◆ Exercise description: Go through the listing below and list every line with "Growth".

◆ Supplied material:
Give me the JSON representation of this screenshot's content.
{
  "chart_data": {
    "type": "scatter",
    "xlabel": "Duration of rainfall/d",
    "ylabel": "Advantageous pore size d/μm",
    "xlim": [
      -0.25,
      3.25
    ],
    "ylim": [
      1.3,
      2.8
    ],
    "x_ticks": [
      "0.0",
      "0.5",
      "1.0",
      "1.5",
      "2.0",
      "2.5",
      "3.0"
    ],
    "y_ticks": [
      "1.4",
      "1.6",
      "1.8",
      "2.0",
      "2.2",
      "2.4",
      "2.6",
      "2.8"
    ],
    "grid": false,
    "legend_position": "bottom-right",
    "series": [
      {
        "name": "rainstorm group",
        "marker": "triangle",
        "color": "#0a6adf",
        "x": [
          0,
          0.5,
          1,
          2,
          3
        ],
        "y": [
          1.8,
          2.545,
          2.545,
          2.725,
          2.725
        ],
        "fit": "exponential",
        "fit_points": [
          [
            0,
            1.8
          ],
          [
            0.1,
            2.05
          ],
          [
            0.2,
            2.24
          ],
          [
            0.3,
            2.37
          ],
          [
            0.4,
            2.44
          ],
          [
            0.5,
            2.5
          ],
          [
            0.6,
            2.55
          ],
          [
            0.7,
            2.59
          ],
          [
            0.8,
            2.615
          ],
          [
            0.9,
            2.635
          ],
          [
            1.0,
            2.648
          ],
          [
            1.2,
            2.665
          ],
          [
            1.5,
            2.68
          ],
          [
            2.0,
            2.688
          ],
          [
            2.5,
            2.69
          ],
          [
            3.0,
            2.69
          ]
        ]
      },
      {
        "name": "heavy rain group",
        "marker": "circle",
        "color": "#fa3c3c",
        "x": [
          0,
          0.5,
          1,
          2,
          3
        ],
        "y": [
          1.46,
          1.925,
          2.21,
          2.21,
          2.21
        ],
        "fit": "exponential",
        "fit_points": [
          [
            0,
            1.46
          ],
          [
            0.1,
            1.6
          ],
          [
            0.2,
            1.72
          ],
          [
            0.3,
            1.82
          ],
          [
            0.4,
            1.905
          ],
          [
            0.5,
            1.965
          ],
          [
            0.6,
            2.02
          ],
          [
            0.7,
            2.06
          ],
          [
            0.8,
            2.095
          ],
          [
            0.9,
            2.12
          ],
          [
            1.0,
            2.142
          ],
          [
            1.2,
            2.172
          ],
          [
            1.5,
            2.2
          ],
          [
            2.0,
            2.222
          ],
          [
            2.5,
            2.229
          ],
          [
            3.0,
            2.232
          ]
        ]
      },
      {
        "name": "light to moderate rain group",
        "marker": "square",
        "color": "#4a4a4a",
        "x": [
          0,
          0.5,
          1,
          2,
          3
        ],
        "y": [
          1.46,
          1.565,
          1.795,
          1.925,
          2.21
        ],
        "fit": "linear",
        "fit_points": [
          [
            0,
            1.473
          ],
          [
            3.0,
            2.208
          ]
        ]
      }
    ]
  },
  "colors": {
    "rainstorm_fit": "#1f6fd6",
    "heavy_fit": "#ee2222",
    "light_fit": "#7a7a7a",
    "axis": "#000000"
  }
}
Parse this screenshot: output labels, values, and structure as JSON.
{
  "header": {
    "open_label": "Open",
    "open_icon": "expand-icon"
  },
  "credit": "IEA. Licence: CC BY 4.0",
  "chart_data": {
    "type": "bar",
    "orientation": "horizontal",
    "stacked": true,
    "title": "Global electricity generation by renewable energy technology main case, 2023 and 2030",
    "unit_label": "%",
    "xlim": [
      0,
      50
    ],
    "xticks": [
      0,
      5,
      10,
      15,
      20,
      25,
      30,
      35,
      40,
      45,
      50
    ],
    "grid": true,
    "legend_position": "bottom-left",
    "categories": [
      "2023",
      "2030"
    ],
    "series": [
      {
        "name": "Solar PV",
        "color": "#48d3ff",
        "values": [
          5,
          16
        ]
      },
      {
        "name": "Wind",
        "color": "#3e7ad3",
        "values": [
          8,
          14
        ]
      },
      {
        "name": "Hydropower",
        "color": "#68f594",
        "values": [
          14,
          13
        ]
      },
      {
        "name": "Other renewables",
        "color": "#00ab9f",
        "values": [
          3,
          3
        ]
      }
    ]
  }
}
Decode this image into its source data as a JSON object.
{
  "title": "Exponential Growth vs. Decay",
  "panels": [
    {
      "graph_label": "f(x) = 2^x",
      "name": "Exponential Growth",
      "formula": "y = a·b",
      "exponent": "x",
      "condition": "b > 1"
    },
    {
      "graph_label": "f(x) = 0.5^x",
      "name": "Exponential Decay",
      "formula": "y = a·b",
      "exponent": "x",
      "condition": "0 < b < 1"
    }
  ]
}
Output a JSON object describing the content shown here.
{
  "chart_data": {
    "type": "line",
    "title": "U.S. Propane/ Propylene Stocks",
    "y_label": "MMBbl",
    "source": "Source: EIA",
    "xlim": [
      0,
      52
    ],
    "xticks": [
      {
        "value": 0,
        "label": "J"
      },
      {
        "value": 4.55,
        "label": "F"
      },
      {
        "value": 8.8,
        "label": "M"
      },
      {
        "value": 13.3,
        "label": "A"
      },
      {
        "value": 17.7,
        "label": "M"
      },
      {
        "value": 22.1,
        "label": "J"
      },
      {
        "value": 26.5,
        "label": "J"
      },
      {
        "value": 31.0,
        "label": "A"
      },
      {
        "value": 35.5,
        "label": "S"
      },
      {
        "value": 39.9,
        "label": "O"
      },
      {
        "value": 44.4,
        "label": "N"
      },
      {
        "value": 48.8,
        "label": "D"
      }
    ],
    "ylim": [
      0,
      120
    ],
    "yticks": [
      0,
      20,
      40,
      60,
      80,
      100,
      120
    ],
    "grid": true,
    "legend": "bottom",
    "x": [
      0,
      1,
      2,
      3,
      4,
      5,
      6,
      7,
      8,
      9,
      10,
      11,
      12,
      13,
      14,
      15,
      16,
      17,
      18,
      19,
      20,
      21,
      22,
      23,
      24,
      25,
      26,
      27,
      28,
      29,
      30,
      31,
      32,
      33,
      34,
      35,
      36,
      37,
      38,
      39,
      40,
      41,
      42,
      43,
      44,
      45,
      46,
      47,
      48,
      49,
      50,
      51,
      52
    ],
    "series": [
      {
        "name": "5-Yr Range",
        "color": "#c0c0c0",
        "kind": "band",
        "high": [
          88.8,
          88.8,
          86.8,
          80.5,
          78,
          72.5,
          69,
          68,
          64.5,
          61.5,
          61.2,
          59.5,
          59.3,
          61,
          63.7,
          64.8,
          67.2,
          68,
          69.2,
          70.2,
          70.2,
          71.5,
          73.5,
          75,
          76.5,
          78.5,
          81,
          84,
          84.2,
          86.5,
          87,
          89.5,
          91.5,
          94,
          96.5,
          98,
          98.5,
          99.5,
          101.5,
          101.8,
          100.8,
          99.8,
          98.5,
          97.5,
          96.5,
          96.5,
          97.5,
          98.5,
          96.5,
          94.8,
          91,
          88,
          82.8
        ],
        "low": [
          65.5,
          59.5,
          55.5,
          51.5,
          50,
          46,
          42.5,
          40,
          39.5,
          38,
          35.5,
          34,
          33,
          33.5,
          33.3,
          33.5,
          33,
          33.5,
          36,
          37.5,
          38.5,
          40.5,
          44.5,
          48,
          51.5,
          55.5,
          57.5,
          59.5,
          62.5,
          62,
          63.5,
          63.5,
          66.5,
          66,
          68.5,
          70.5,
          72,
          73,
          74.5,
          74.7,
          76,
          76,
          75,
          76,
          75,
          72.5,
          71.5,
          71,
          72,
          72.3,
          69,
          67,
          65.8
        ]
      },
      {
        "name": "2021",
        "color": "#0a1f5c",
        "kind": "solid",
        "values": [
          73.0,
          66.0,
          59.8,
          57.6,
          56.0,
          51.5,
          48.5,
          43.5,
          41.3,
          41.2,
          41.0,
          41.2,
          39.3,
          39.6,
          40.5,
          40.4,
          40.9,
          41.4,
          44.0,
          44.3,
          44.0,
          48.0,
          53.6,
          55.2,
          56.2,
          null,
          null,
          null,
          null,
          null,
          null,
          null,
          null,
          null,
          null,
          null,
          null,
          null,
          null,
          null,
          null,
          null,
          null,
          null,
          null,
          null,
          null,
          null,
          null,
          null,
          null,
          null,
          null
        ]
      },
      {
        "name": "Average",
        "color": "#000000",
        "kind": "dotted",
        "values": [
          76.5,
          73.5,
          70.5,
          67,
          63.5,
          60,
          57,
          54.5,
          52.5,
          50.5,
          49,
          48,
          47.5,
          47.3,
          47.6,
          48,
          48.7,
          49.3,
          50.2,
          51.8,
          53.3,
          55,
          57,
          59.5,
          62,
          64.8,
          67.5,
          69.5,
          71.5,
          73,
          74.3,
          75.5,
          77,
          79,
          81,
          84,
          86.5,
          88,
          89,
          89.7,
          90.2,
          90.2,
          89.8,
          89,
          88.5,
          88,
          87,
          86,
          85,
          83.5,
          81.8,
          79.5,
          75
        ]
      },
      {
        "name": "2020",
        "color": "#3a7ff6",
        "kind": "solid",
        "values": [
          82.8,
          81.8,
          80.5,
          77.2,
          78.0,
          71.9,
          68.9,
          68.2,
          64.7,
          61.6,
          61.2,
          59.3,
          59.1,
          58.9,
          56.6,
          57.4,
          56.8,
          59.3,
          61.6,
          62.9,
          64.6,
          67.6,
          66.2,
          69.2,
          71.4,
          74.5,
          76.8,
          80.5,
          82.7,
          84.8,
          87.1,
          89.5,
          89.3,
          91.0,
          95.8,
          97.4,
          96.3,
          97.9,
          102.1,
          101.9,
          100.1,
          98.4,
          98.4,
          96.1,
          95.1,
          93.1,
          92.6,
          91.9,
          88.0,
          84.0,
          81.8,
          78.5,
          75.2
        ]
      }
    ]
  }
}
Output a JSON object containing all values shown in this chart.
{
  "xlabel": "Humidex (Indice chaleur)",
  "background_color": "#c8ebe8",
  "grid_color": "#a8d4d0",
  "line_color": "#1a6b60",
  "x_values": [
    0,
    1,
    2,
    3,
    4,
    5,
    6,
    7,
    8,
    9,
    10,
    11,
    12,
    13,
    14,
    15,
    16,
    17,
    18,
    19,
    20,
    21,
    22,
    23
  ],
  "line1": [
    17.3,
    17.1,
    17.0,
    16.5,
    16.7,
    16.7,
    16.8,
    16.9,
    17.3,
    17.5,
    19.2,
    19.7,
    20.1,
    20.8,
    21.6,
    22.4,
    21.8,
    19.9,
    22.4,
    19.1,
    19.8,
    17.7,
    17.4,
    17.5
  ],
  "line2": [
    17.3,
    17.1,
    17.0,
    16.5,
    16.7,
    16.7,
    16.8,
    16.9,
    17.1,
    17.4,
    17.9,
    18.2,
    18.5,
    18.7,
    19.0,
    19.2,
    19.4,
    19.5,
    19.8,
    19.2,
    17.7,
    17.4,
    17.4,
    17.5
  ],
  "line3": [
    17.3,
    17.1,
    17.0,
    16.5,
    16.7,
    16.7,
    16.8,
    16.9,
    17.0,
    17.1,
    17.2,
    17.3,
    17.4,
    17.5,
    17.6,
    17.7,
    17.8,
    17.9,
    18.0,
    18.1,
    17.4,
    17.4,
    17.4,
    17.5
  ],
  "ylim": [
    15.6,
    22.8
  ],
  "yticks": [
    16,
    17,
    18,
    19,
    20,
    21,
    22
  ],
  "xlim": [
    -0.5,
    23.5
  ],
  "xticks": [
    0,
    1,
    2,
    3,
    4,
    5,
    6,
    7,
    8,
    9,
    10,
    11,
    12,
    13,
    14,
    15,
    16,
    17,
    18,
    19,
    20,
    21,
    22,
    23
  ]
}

◆ Finished task:
  "title": "Exponential Growth vs. Decay",
      "name": "Exponential Growth",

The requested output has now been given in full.